++++ Text excerpt ++++
Good news: Even though I missed the career fair, at least I accidentally look professional for a presentation in my laughter class.

Join me in trying to stay positive, everyone. It’s not easy but just consciously making the effort helps your brain and attitude!
++++ Information given ++++
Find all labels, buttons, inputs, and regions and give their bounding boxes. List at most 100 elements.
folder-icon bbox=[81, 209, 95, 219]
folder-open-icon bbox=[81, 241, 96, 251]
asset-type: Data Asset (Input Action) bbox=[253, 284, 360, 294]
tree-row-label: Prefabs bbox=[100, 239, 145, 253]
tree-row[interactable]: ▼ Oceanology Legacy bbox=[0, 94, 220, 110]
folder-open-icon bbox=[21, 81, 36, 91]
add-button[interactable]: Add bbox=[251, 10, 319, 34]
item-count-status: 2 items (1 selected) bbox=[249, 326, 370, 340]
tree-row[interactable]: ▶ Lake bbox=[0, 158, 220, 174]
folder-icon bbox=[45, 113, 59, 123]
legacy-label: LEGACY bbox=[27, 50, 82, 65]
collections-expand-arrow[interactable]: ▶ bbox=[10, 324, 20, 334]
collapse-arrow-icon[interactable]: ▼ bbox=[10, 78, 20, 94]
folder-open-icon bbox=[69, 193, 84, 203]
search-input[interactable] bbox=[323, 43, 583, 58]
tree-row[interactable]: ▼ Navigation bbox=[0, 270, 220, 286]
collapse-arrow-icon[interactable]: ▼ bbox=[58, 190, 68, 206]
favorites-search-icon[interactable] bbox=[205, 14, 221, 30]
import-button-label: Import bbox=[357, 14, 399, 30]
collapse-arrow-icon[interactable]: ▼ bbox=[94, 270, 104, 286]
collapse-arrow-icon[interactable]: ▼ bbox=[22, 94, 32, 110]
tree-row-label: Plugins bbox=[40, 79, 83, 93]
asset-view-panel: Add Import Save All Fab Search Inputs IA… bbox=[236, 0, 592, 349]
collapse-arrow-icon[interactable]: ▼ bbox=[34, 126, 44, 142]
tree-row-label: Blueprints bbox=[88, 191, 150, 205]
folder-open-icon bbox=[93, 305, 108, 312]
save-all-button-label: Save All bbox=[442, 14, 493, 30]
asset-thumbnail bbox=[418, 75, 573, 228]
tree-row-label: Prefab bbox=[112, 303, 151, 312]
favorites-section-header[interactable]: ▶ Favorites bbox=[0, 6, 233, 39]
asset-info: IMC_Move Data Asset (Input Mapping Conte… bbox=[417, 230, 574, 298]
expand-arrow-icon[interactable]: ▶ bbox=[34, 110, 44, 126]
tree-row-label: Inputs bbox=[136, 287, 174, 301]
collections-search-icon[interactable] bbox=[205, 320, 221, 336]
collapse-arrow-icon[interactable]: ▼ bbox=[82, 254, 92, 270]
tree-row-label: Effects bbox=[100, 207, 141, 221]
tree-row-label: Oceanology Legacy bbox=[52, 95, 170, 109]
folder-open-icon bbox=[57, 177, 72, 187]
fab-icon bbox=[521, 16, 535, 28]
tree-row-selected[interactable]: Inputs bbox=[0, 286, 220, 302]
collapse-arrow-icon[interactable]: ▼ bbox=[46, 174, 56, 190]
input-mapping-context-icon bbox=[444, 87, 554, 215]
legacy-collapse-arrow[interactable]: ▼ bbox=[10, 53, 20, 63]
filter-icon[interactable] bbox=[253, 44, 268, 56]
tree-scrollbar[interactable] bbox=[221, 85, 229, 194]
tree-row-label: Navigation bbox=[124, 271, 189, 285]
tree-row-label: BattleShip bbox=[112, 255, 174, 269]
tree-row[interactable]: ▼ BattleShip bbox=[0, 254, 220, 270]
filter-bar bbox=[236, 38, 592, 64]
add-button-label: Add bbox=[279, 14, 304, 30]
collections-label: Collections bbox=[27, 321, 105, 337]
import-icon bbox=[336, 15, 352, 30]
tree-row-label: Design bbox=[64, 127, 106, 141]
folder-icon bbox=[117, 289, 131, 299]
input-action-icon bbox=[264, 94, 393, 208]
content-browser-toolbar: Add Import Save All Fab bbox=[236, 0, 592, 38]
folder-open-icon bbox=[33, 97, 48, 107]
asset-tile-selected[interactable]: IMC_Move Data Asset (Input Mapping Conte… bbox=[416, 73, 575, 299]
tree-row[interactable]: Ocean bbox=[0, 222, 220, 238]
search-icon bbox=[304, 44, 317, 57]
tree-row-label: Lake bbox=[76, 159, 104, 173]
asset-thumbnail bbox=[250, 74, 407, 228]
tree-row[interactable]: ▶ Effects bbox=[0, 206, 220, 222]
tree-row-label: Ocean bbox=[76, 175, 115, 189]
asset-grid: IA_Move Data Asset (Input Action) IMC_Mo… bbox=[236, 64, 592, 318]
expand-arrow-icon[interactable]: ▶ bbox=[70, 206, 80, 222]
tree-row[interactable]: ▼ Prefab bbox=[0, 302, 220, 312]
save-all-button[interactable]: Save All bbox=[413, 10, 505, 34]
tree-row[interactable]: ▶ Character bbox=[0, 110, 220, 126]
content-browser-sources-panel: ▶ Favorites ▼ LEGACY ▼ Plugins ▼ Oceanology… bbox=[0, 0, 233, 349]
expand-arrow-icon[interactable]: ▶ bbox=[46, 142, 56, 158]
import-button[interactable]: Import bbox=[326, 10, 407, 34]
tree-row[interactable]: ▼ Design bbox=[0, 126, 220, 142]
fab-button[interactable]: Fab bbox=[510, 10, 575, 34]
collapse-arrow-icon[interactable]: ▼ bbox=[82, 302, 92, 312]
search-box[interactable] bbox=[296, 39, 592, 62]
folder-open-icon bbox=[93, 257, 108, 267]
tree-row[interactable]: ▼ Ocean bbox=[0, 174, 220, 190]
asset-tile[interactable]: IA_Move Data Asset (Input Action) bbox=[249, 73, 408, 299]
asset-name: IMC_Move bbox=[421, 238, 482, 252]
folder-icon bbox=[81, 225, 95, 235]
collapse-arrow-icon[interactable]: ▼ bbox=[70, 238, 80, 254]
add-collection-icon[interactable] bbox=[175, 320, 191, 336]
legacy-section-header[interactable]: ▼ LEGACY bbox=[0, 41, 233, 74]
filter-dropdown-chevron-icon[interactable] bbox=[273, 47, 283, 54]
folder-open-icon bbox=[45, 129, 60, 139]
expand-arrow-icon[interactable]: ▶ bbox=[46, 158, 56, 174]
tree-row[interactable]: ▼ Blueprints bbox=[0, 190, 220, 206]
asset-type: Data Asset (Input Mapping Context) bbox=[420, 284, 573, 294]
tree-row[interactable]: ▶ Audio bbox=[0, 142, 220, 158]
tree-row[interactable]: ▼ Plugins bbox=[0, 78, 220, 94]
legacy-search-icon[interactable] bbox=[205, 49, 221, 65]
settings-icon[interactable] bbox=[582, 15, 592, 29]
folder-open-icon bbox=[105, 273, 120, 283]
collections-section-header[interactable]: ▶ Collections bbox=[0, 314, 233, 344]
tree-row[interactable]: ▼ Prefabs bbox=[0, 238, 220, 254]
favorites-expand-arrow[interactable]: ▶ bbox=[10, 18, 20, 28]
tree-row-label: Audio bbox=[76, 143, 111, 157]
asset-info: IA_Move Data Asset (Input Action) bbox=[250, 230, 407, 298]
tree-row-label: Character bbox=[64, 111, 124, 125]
++++
## Tasks for this exercise:
(a) In the post about staying positive, copy the part that opens with the words containing "Good news: Even" and closes with "brain and attitude!", switching "laughter class" to "public speaking class".
(b) According to the post about staying positive, what event did the writer miss?
The data isn't needed for anything here.

## Responses by item number:
(a)
Good news: Even though I missed the career fair, at least I accidentally look professional for a presentation in my public speaking class.

Join me in trying to stay positive, everyone. It’s not easy but just consciously making the effort helps your brain and attitude!

(b) The career fair.